● Collected data entries:

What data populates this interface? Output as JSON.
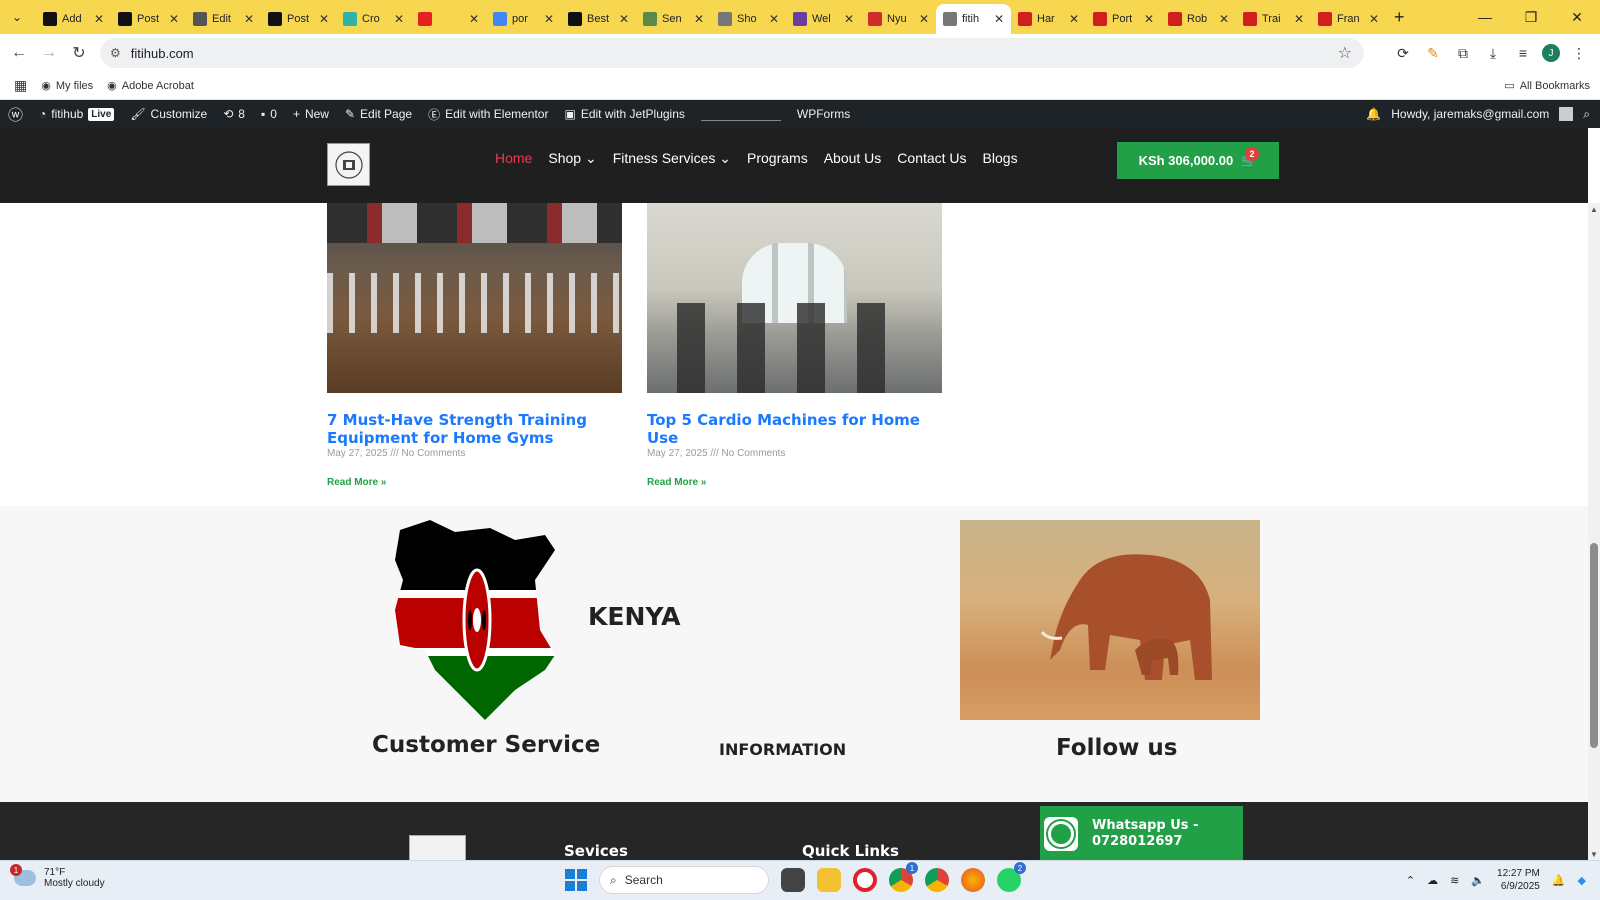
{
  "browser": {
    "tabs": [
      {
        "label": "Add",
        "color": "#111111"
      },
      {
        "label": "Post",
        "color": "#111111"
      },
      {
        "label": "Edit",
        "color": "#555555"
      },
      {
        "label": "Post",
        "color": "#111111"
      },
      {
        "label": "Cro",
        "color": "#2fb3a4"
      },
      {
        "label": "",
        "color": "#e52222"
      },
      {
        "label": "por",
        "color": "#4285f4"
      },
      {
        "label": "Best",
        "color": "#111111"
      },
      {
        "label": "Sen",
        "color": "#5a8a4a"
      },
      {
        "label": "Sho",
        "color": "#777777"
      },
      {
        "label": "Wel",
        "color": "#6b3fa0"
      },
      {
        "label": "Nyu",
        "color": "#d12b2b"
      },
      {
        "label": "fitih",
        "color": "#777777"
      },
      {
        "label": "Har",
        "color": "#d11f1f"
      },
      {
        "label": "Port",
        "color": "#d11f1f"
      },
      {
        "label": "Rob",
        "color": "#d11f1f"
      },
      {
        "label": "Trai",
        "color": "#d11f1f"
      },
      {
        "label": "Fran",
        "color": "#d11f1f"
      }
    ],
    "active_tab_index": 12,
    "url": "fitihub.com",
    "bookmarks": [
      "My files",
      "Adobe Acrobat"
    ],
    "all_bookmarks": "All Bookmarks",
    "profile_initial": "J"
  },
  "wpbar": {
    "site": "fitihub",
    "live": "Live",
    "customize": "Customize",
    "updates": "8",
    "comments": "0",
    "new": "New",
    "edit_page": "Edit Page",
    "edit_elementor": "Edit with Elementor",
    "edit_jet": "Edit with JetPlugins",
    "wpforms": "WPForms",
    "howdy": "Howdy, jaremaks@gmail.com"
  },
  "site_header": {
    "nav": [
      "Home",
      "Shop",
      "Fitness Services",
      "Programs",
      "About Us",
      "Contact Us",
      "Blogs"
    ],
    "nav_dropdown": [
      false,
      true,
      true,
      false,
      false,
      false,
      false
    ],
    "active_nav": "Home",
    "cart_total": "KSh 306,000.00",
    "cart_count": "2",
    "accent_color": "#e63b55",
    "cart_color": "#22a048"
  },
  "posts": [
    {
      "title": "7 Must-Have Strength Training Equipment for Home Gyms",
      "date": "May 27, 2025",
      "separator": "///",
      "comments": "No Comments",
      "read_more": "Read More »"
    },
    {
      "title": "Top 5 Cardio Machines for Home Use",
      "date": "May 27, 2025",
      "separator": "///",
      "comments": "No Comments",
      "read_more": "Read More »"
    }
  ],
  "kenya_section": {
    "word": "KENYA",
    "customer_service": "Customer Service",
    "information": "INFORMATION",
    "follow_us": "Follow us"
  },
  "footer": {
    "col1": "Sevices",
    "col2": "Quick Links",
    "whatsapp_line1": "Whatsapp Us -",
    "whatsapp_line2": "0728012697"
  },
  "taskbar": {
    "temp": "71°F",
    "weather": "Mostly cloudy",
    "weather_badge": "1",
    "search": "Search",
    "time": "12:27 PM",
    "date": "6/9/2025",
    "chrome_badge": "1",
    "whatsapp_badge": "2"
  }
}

● Problem: Excluding the pictures, reproduce every entry exactly as given.

● Correct output:
What data populates this interface? Output as JSON.
{
  "browser": {
    "tabs": [
      {
        "label": "Add",
        "color": "#111111"
      },
      {
        "label": "Post",
        "color": "#111111"
      },
      {
        "label": "Edit",
        "color": "#555555"
      },
      {
        "label": "Post",
        "color": "#111111"
      },
      {
        "label": "Cro",
        "color": "#2fb3a4"
      },
      {
        "label": "",
        "color": "#e52222"
      },
      {
        "label": "por",
        "color": "#4285f4"
      },
      {
        "label": "Best",
        "color": "#111111"
      },
      {
        "label": "Sen",
        "color": "#5a8a4a"
      },
      {
        "label": "Sho",
        "color": "#777777"
      },
      {
        "label": "Wel",
        "color": "#6b3fa0"
      },
      {
        "label": "Nyu",
        "color": "#d12b2b"
      },
      {
        "label": "fitih",
        "color": "#777777"
      },
      {
        "label": "Har",
        "color": "#d11f1f"
      },
      {
        "label": "Port",
        "color": "#d11f1f"
      },
      {
        "label": "Rob",
        "color": "#d11f1f"
      },
      {
        "label": "Trai",
        "color": "#d11f1f"
      },
      {
        "label": "Fran",
        "color": "#d11f1f"
      }
    ],
    "active_tab_index": 12,
    "url": "fitihub.com",
    "bookmarks": [
      "My files",
      "Adobe Acrobat"
    ],
    "all_bookmarks": "All Bookmarks",
    "profile_initial": "J"
  },
  "wpbar": {
    "site": "fitihub",
    "live": "Live",
    "customize": "Customize",
    "updates": "8",
    "comments": "0",
    "new": "New",
    "edit_page": "Edit Page",
    "edit_elementor": "Edit with Elementor",
    "edit_jet": "Edit with JetPlugins",
    "wpforms": "WPForms",
    "howdy": "Howdy, jaremaks@gmail.com"
  },
  "site_header": {
    "nav": [
      "Home",
      "Shop",
      "Fitness Services",
      "Programs",
      "About Us",
      "Contact Us",
      "Blogs"
    ],
    "nav_dropdown": [
      false,
      true,
      true,
      false,
      false,
      false,
      false
    ],
    "active_nav": "Home",
    "cart_total": "KSh 306,000.00",
    "cart_count": "2",
    "accent_color": "#e63b55",
    "cart_color": "#22a048"
  },
  "posts": [
    {
      "title": "7 Must-Have Strength Training Equipment for Home Gyms",
      "date": "May 27, 2025",
      "separator": "///",
      "comments": "No Comments",
      "read_more": "Read More »"
    },
    {
      "title": "Top 5 Cardio Machines for Home Use",
      "date": "May 27, 2025",
      "separator": "///",
      "comments": "No Comments",
      "read_more": "Read More »"
    }
  ],
  "kenya_section": {
    "word": "KENYA",
    "customer_service": "Customer Service",
    "information": "INFORMATION",
    "follow_us": "Follow us"
  },
  "footer": {
    "col1": "Sevices",
    "col2": "Quick Links",
    "whatsapp_line1": "Whatsapp Us -",
    "whatsapp_line2": "0728012697"
  },
  "taskbar": {
    "temp": "71°F",
    "weather": "Mostly cloudy",
    "weather_badge": "1",
    "search": "Search",
    "time": "12:27 PM",
    "date": "6/9/2025",
    "chrome_badge": "1",
    "whatsapp_badge": "2"
  }
}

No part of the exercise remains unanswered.